[Some records]
┌────────
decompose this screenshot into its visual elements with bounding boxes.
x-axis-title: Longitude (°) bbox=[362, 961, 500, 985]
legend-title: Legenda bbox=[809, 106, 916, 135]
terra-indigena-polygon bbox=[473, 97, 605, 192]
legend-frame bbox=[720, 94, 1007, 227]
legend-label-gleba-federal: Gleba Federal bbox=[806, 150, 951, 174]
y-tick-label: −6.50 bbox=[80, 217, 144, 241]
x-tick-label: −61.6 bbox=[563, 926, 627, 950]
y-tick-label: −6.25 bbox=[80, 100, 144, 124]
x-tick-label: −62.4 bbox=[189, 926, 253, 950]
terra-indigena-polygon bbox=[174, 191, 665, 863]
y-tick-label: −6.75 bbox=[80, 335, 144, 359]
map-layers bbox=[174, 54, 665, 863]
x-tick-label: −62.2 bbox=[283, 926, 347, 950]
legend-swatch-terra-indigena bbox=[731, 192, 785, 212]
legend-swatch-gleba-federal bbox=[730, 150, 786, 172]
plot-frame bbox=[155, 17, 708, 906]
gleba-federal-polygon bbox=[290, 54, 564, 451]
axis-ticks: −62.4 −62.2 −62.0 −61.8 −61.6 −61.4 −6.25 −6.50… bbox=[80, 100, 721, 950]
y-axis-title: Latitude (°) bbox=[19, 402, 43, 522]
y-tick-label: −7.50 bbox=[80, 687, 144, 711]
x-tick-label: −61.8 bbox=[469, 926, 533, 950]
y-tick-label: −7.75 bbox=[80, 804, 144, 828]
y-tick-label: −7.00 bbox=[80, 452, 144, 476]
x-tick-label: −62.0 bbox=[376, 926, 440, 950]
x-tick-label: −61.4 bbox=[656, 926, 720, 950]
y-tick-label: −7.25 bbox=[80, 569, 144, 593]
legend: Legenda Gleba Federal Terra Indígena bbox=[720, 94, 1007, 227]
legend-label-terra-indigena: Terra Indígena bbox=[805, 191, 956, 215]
└────────
The exercise: Copy the records above line for line, without changing anything.

Solution to this task:
decompose this screenshot into its visual elements with bounding boxes.
x-axis-title: Longitude (°) bbox=[362, 961, 500, 985]
legend-title: Legenda bbox=[809, 106, 916, 135]
terra-indigena-polygon bbox=[473, 97, 605, 192]
legend-frame bbox=[720, 94, 1007, 227]
legend-label-gleba-federal: Gleba Federal bbox=[806, 150, 951, 174]
y-tick-label: −6.50 bbox=[80, 217, 144, 241]
x-tick-label: −61.6 bbox=[563, 926, 627, 950]
y-tick-label: −6.25 bbox=[80, 100, 144, 124]
x-tick-label: −62.4 bbox=[189, 926, 253, 950]
terra-indigena-polygon bbox=[174, 191, 665, 863]
y-tick-label: −6.75 bbox=[80, 335, 144, 359]
map-layers bbox=[174, 54, 665, 863]
x-tick-label: −62.2 bbox=[283, 926, 347, 950]
legend-swatch-terra-indigena bbox=[731, 192, 785, 212]
legend-swatch-gleba-federal bbox=[730, 150, 786, 172]
plot-frame bbox=[155, 17, 708, 906]
gleba-federal-polygon bbox=[290, 54, 564, 451]
axis-ticks: −62.4 −62.2 −62.0 −61.8 −61.6 −61.4 −6.25 −6.50… bbox=[80, 100, 721, 950]
y-axis-title: Latitude (°) bbox=[19, 402, 43, 522]
y-tick-label: −7.50 bbox=[80, 687, 144, 711]
x-tick-label: −61.8 bbox=[469, 926, 533, 950]
y-tick-label: −7.75 bbox=[80, 804, 144, 828]
y-tick-label: −7.00 bbox=[80, 452, 144, 476]
x-tick-label: −62.0 bbox=[376, 926, 440, 950]
x-tick-label: −61.4 bbox=[656, 926, 720, 950]
y-tick-label: −7.25 bbox=[80, 569, 144, 593]
legend: Legenda Gleba Federal Terra Indígena bbox=[720, 94, 1007, 227]
legend-label-terra-indigena: Terra Indígena bbox=[805, 191, 956, 215]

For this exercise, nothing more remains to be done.